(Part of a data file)

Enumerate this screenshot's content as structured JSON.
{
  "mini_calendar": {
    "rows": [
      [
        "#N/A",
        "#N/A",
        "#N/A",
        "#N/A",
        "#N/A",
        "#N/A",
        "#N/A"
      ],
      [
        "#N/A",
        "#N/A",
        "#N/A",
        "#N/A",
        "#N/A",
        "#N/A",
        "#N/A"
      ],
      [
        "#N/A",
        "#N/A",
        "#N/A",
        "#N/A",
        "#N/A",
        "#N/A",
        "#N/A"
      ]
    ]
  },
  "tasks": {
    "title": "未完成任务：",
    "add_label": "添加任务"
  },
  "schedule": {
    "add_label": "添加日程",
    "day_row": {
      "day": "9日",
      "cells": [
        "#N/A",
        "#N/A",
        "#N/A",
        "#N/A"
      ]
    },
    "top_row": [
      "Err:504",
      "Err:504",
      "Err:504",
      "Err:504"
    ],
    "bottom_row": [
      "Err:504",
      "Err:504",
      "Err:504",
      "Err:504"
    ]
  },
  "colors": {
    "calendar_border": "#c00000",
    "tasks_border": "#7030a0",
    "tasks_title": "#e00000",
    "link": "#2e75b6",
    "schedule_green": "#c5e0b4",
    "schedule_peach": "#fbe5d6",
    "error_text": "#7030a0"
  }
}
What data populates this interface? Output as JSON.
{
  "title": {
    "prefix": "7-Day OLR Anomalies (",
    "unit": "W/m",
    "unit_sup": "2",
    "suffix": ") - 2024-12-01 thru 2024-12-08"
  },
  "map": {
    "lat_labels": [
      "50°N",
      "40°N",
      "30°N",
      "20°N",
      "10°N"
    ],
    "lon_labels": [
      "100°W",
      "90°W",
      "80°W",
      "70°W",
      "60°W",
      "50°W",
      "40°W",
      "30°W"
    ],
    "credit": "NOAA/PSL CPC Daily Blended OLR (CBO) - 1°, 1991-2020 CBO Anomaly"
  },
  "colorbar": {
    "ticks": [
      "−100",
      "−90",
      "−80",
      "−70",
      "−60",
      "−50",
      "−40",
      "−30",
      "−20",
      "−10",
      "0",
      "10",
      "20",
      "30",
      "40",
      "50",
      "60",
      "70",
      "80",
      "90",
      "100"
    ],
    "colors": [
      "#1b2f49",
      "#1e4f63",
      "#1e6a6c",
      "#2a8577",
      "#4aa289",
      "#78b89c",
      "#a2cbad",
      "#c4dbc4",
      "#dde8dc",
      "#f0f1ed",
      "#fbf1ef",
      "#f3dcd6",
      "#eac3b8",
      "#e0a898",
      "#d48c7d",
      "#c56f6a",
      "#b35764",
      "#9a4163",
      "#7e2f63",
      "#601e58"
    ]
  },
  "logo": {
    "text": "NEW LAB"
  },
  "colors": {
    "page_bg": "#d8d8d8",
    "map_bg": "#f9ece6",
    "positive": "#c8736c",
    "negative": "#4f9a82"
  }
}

*What is asked*. Please output the entire listing exactly as it stands.

*Solution to the problem*.
Enumerate this screenshot's content as structured JSON.
{
  "mini_calendar": {
    "rows": [
      [
        "#N/A",
        "#N/A",
        "#N/A",
        "#N/A",
        "#N/A",
        "#N/A",
        "#N/A"
      ],
      [
        "#N/A",
        "#N/A",
        "#N/A",
        "#N/A",
        "#N/A",
        "#N/A",
        "#N/A"
      ],
      [
        "#N/A",
        "#N/A",
        "#N/A",
        "#N/A",
        "#N/A",
        "#N/A",
        "#N/A"
      ]
    ]
  },
  "tasks": {
    "title": "未完成任务：",
    "add_label": "添加任务"
  },
  "schedule": {
    "add_label": "添加日程",
    "day_row": {
      "day": "9日",
      "cells": [
        "#N/A",
        "#N/A",
        "#N/A",
        "#N/A"
      ]
    },
    "top_row": [
      "Err:504",
      "Err:504",
      "Err:504",
      "Err:504"
    ],
    "bottom_row": [
      "Err:504",
      "Err:504",
      "Err:504",
      "Err:504"
    ]
  },
  "colors": {
    "calendar_border": "#c00000",
    "tasks_border": "#7030a0",
    "tasks_title": "#e00000",
    "link": "#2e75b6",
    "schedule_green": "#c5e0b4",
    "schedule_peach": "#fbe5d6",
    "error_text": "#7030a0"
  }
}
What data populates this interface? Output as JSON.
{
  "title": {
    "prefix": "7-Day OLR Anomalies (",
    "unit": "W/m",
    "unit_sup": "2",
    "suffix": ") - 2024-12-01 thru 2024-12-08"
  },
  "map": {
    "lat_labels": [
      "50°N",
      "40°N",
      "30°N",
      "20°N",
      "10°N"
    ],
    "lon_labels": [
      "100°W",
      "90°W",
      "80°W",
      "70°W",
      "60°W",
      "50°W",
      "40°W",
      "30°W"
    ],
    "credit": "NOAA/PSL CPC Daily Blended OLR (CBO) - 1°, 1991-2020 CBO Anomaly"
  },
  "colorbar": {
    "ticks": [
      "−100",
      "−90",
      "−80",
      "−70",
      "−60",
      "−50",
      "−40",
      "−30",
      "−20",
      "−10",
      "0",
      "10",
      "20",
      "30",
      "40",
      "50",
      "60",
      "70",
      "80",
      "90",
      "100"
    ],
    "colors": [
      "#1b2f49",
      "#1e4f63",
      "#1e6a6c",
      "#2a8577",
      "#4aa289",
      "#78b89c",
      "#a2cbad",
      "#c4dbc4",
      "#dde8dc",
      "#f0f1ed",
      "#fbf1ef",
      "#f3dcd6",
      "#eac3b8",
      "#e0a898",
      "#d48c7d",
      "#c56f6a",
      "#b35764",
      "#9a4163",
      "#7e2f63",
      "#601e58"
    ]
  },
  "logo": {
    "text": "NEW LAB"
  },
  "colors": {
    "page_bg": "#d8d8d8",
    "map_bg": "#f9ece6",
    "positive": "#c8736c",
    "negative": "#4f9a82"
  }
}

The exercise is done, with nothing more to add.